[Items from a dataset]
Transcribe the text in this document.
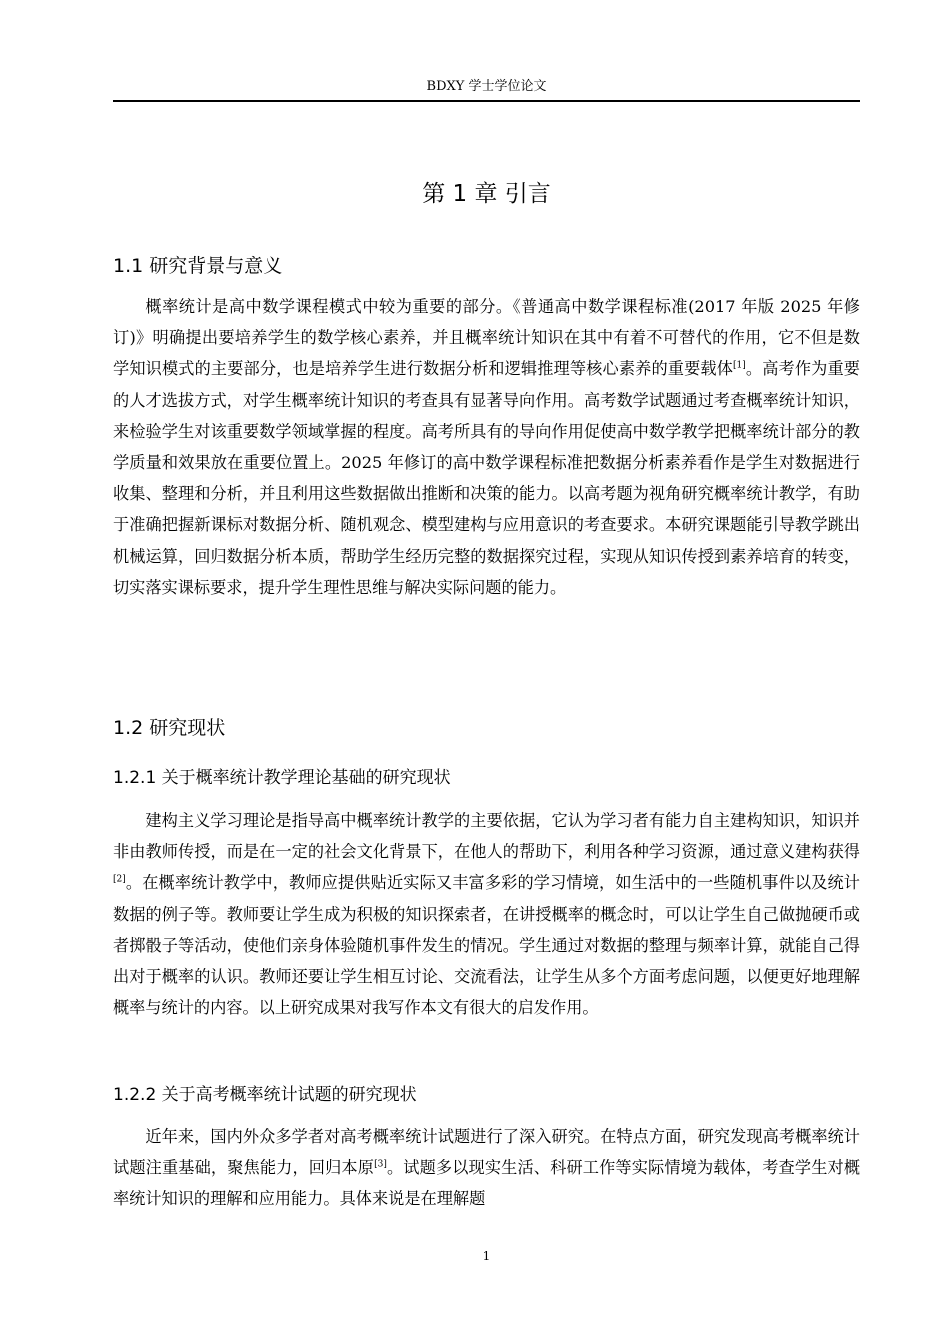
BDXY 学士学位论文
第 1 章 引言
1.1 研究背景与意义

概率统计是高中数学课程模式中较为重要的部分。《普通高中数学课程标准(2017 年版 2025 年修订)》明确提出要培养学生的数学核心素养，并且概率统计知识在其中有着不可替代的作用，它不但是数学知识模式的主要部分，也是培养学生进行数据分析和逻辑推理等核心素养的重要载体[1]。高考作为重要的人才选拔方式，对学生概率统计知识的考查具有显著导向作用。高考数学试题通过考查概率统计知识，来检验学生对该重要数学领域掌握的程度。高考所具有的导向作用促使高中数学教学把概率统计部分的教学质量和效果放在重要位置上。2025 年修订的高中数学课程标准把数据分析素养看作是学生对数据进行收集、整理和分析，并且利用这些数据做出推断和决策的能力。以高考题为视角研究概率统计教学，有助于准确把握新课标对数据分析、随机观念、模型建构与应用意识的考查要求。本研究课题能引导教学跳出机械运算，回归数据分析本质，帮助学生经历完整的数据探究过程，实现从知识传授到素养培育的转变，切实落实课标要求，提升学生理性思维与解决实际问题的能力。

1.2 研究现状
1.2.1 关于概率统计教学理论基础的研究现状

建构主义学习理论是指导高中概率统计教学的主要依据，它认为学习者有能力自主建构知识，知识并非由教师传授，而是在一定的社会文化背景下，在他人的帮助下，利用各种学习资源，通过意义建构获得[2]。在概率统计教学中，教师应提供贴近实际又丰富多彩的学习情境，如生活中的一些随机事件以及统计数据的例子等。教师要让学生成为积极的知识探索者，在讲授概率的概念时，可以让学生自己做抛硬币或者掷骰子等活动，使他们亲身体验随机事件发生的情况。学生通过对数据的整理与频率计算，就能自己得出对于概率的认识。教师还要让学生相互讨论、交流看法，让学生从多个方面考虑问题，以便更好地理解概率与统计的内容。以上研究成果对我写作本文有很大的启发作用。

1.2.2 关于高考概率统计试题的研究现状

近年来，国内外众多学者对高考概率统计试题进行了深入研究。在特点方面，研究发现高考概率统计试题注重基础，聚焦能力，回归本原[3]。试题多以现实生活、科研工作等实际情境为载体，考查学生对概率统计知识的理解和应用能力。具体来说是在理解题

1
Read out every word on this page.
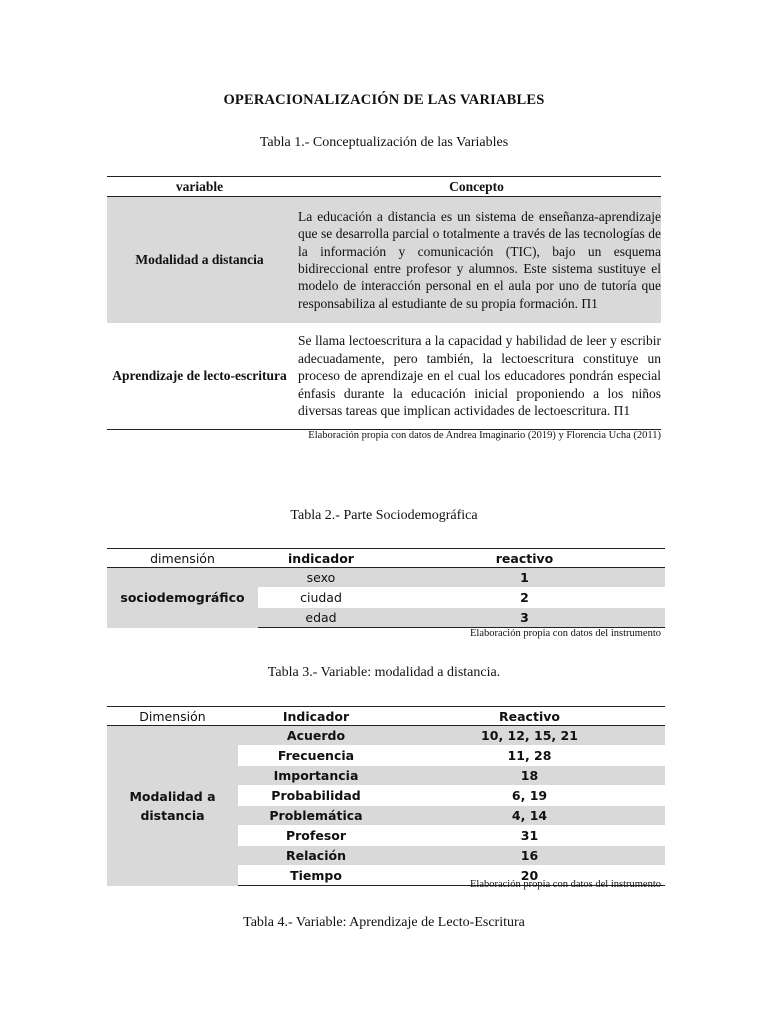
OPERACIONALIZACIÓN DE LAS VARIABLES
Tabla 1.- Conceptualización de las Variables
variable	Concepto
Modalidad a distancia	La educación a distancia es un sistema de enseñanza-aprendizaje que se desarrolla parcial o totalmente a través de las tecnologías de la información y comunicación (TIC), bajo un esquema bidireccional entre profesor y alumnos. Este sistema sustituye el modelo de interacción personal en el aula por uno de tutoría que responsabiliza al estudiante de su propia formación. Π1
Aprendizaje de lecto-escritura	Se llama lectoescritura a la capacidad y habilidad de leer y escribir adecuadamente, pero también, la lectoescritura constituye un proceso de aprendizaje en el cual los educadores pondrán especial énfasis durante la educación inicial proponiendo a los niños diversas tareas que implican actividades de lectoescritura. Π1
Elaboración propia con datos de Andrea Imaginario (2019) y Florencia Ucha (2011)
Tabla 2.- Parte Sociodemográfica
dimensión	indicador	reactivo
sociodemográfico	sexo	1
	ciudad	2
	edad	3
Elaboración propia con datos del instrumento
Tabla 3.- Variable: modalidad a distancia.
Dimensión	Indicador	Reactivo

Modalidad a
distancia	Acuerdo	10, 12, 15, 21
	Frecuencia	11, 28
	Importancia	18
	Probabilidad	6, 19
	Problemática	4, 14
	Profesor	31
	Relación	16
	Tiempo	20
Elaboración propia con datos del instrumento
Tabla 4.- Variable: Aprendizaje de Lecto-Escritura
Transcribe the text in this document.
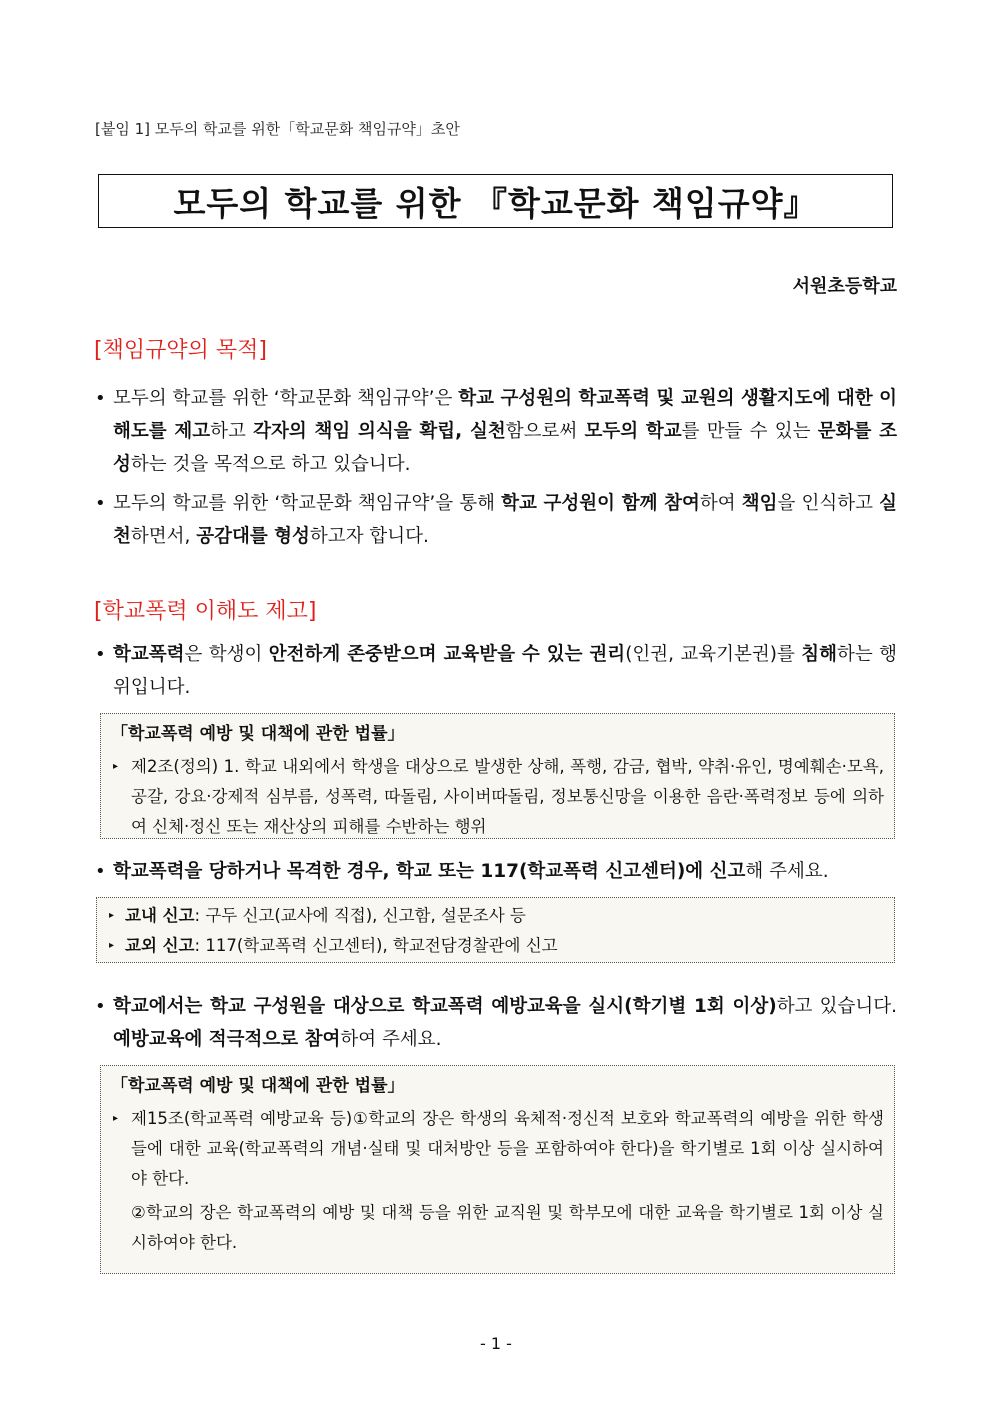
[붙임 1] 모두의 학교를 위한「학교문화 책임규약」초안
모두의 학교를 위한 『학교문화 책임규약』
서원초등학교
[책임규약의 목적]
• 모두의 학교를 위한 ‘학교문화 책임규약’은 학교 구성원의 학교폭력 및 교원의 생활지도에 대한 이해도를 제고하고 각자의 책임 의식을 확립, 실천함으로써 모두의 학교를 만들 수 있는 문화를 조성하는 것을 목적으로 하고 있습니다.
• 모두의 학교를 위한 ‘학교문화 책임규약’을 통해 학교 구성원이 함께 참여하여 책임을 인식하고 실천하면서, 공감대를 형성하고자 합니다.
[학교폭력 이해도 제고]
• 학교폭력은 학생이 안전하게 존중받으며 교육받을 수 있는 권리(인권, 교육기본권)를 침해하는 행위입니다.
「학교폭력 예방 및 대책에 관한 법률」
▸ 제2조(정의) 1. 학교 내외에서 학생을 대상으로 발생한 상해, 폭행, 감금, 협박, 약취·유인, 명예훼손·모욕, 공갈, 강요·강제적 심부름, 성폭력, 따돌림, 사이버따돌림, 정보통신망을 이용한 음란·폭력정보 등에 의하여 신체·정신 또는 재산상의 피해를 수반하는 행위
• 학교폭력을 당하거나 목격한 경우, 학교 또는 117(학교폭력 신고센터)에 신고해 주세요.
▸ 교내 신고: 구두 신고(교사에 직접), 신고함, 설문조사 등
▸ 교외 신고: 117(학교폭력 신고센터), 학교전담경찰관에 신고
• 학교에서는 학교 구성원을 대상으로 학교폭력 예방교육을 실시(학기별 1회 이상)하고 있습니다. 예방교육에 적극적으로 참여하여 주세요.
「학교폭력 예방 및 대책에 관한 법률」
▸ 제15조(학교폭력 예방교육 등)①학교의 장은 학생의 육체적·정신적 보호와 학교폭력의 예방을 위한 학생들에 대한 교육(학교폭력의 개념·실태 및 대처방안 등을 포함하여야 한다)을 학기별로 1회 이상 실시하여야 한다.
②학교의 장은 학교폭력의 예방 및 대책 등을 위한 교직원 및 학부모에 대한 교육을 학기별로 1회 이상 실시하여야 한다.
- 1 -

Required work.
Give all the lines above again, character for character, without pictures.

Solution for this task.
Transcribe the text in this document.
BDXY 学士学位论文
第 1 章 引言
1.1 研究背景与意义

概率统计是高中数学课程模式中较为重要的部分。《普通高中数学课程标准(2017 年版 2025 年修订)》明确提出要培养学生的数学核心素养，并且概率统计知识在其中有着不可替代的作用，它不但是数学知识模式的主要部分，也是培养学生进行数据分析和逻辑推理等核心素养的重要载体[1]。高考作为重要的人才选拔方式，对学生概率统计知识的考查具有显著导向作用。高考数学试题通过考查概率统计知识，来检验学生对该重要数学领域掌握的程度。高考所具有的导向作用促使高中数学教学把概率统计部分的教学质量和效果放在重要位置上。2025 年修订的高中数学课程标准把数据分析素养看作是学生对数据进行收集、整理和分析，并且利用这些数据做出推断和决策的能力。以高考题为视角研究概率统计教学，有助于准确把握新课标对数据分析、随机观念、模型建构与应用意识的考查要求。本研究课题能引导教学跳出机械运算，回归数据分析本质，帮助学生经历完整的数据探究过程，实现从知识传授到素养培育的转变，切实落实课标要求，提升学生理性思维与解决实际问题的能力。

1.2 研究现状
1.2.1 关于概率统计教学理论基础的研究现状

建构主义学习理论是指导高中概率统计教学的主要依据，它认为学习者有能力自主建构知识，知识并非由教师传授，而是在一定的社会文化背景下，在他人的帮助下，利用各种学习资源，通过意义建构获得[2]。在概率统计教学中，教师应提供贴近实际又丰富多彩的学习情境，如生活中的一些随机事件以及统计数据的例子等。教师要让学生成为积极的知识探索者，在讲授概率的概念时，可以让学生自己做抛硬币或者掷骰子等活动，使他们亲身体验随机事件发生的情况。学生通过对数据的整理与频率计算，就能自己得出对于概率的认识。教师还要让学生相互讨论、交流看法，让学生从多个方面考虑问题，以便更好地理解概率与统计的内容。以上研究成果对我写作本文有很大的启发作用。

1.2.2 关于高考概率统计试题的研究现状

近年来，国内外众多学者对高考概率统计试题进行了深入研究。在特点方面，研究发现高考概率统计试题注重基础，聚焦能力，回归本原[3]。试题多以现实生活、科研工作等实际情境为载体，考查学生对概率统计知识的理解和应用能力。具体来说是在理解题

1
Read out every word on this page.
OPERACIONALIZACIÓN DE LAS VARIABLES
Tabla 1.- Conceptualización de las Variables
variable	Concepto
Modalidad a distancia	La educación a distancia es un sistema de enseñanza-aprendizaje que se desarrolla parcial o totalmente a través de las tecnologías de la información y comunicación (TIC), bajo un esquema bidireccional entre profesor y alumnos. Este sistema sustituye el modelo de interacción personal en el aula por uno de tutoría que responsabiliza al estudiante de su propia formación. Π1
Aprendizaje de lecto-escritura	Se llama lectoescritura a la capacidad y habilidad de leer y escribir adecuadamente, pero también, la lectoescritura constituye un proceso de aprendizaje en el cual los educadores pondrán especial énfasis durante la educación inicial proponiendo a los niños diversas tareas que implican actividades de lectoescritura. Π1
Elaboración propia con datos de Andrea Imaginario (2019) y Florencia Ucha (2011)
Tabla 2.- Parte Sociodemográfica
dimensión	indicador	reactivo
sociodemográfico	sexo	1
	ciudad	2
	edad	3
Elaboración propia con datos del instrumento
Tabla 3.- Variable: modalidad a distancia.
Dimensión	Indicador	Reactivo

Modalidad a
distancia	Acuerdo	10, 12, 15, 21
	Frecuencia	11, 28
	Importancia	18
	Probabilidad	6, 19
	Problemática	4, 14
	Profesor	31
	Relación	16
	Tiempo	20
Elaboración propia con datos del instrumento
Tabla 4.- Variable: Aprendizaje de Lecto-Escritura
Transcribe the text in this document.
[붙임 1] 모두의 학교를 위한「학교문화 책임규약」초안
모두의 학교를 위한 『학교문화 책임규약』
서원초등학교
[책임규약의 목적]
• 모두의 학교를 위한 ‘학교문화 책임규약’은 학교 구성원의 학교폭력 및 교원의 생활지도에 대한 이해도를 제고하고 각자의 책임 의식을 확립, 실천함으로써 모두의 학교를 만들 수 있는 문화를 조성하는 것을 목적으로 하고 있습니다.
• 모두의 학교를 위한 ‘학교문화 책임규약’을 통해 학교 구성원이 함께 참여하여 책임을 인식하고 실천하면서, 공감대를 형성하고자 합니다.
[학교폭력 이해도 제고]
• 학교폭력은 학생이 안전하게 존중받으며 교육받을 수 있는 권리(인권, 교육기본권)를 침해하는 행위입니다.
「학교폭력 예방 및 대책에 관한 법률」
▸ 제2조(정의) 1. 학교 내외에서 학생을 대상으로 발생한 상해, 폭행, 감금, 협박, 약취·유인, 명예훼손·모욕, 공갈, 강요·강제적 심부름, 성폭력, 따돌림, 사이버따돌림, 정보통신망을 이용한 음란·폭력정보 등에 의하여 신체·정신 또는 재산상의 피해를 수반하는 행위
• 학교폭력을 당하거나 목격한 경우, 학교 또는 117(학교폭력 신고센터)에 신고해 주세요.
▸ 교내 신고: 구두 신고(교사에 직접), 신고함, 설문조사 등
▸ 교외 신고: 117(학교폭력 신고센터), 학교전담경찰관에 신고
• 학교에서는 학교 구성원을 대상으로 학교폭력 예방교육을 실시(학기별 1회 이상)하고 있습니다. 예방교육에 적극적으로 참여하여 주세요.
「학교폭력 예방 및 대책에 관한 법률」
▸ 제15조(학교폭력 예방교육 등)①학교의 장은 학생의 육체적·정신적 보호와 학교폭력의 예방을 위한 학생들에 대한 교육(학교폭력의 개념·실태 및 대처방안 등을 포함하여야 한다)을 학기별로 1회 이상 실시하여야 한다.
②학교의 장은 학교폭력의 예방 및 대책 등을 위한 교직원 및 학부모에 대한 교육을 학기별로 1회 이상 실시하여야 한다.
- 1 -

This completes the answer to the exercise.